→ What the task requires:
Go through the records underneath and write each one out again exactly.

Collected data
::::

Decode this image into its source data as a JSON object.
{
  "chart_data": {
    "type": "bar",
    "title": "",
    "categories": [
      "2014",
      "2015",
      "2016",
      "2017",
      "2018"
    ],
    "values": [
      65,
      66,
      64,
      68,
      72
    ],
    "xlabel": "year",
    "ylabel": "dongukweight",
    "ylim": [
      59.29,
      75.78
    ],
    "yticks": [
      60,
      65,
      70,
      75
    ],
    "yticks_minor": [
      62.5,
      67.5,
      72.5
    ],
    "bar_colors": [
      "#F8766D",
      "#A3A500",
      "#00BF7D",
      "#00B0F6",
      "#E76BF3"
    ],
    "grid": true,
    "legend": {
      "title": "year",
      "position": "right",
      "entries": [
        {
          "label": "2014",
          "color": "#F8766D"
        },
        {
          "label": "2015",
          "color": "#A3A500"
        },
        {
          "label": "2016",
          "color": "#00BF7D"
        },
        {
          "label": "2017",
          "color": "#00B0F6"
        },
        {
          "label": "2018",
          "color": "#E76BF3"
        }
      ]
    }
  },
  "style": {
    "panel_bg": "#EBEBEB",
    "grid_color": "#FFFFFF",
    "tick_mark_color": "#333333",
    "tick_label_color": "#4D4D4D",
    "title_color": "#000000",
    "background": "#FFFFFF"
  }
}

::::

→ Result of this exercise:
Decode this image into its source data as a JSON object.
{
  "chart_data": {
    "type": "bar",
    "title": "",
    "categories": [
      "2014",
      "2015",
      "2016",
      "2017",
      "2018"
    ],
    "values": [
      65,
      66,
      64,
      68,
      72
    ],
    "xlabel": "year",
    "ylabel": "dongukweight",
    "ylim": [
      59.29,
      75.78
    ],
    "yticks": [
      60,
      65,
      70,
      75
    ],
    "yticks_minor": [
      62.5,
      67.5,
      72.5
    ],
    "bar_colors": [
      "#F8766D",
      "#A3A500",
      "#00BF7D",
      "#00B0F6",
      "#E76BF3"
    ],
    "grid": true,
    "legend": {
      "title": "year",
      "position": "right",
      "entries": [
        {
          "label": "2014",
          "color": "#F8766D"
        },
        {
          "label": "2015",
          "color": "#A3A500"
        },
        {
          "label": "2016",
          "color": "#00BF7D"
        },
        {
          "label": "2017",
          "color": "#00B0F6"
        },
        {
          "label": "2018",
          "color": "#E76BF3"
        }
      ]
    }
  },
  "style": {
    "panel_bg": "#EBEBEB",
    "grid_color": "#FFFFFF",
    "tick_mark_color": "#333333",
    "tick_label_color": "#4D4D4D",
    "title_color": "#000000",
    "background": "#FFFFFF"
  }
}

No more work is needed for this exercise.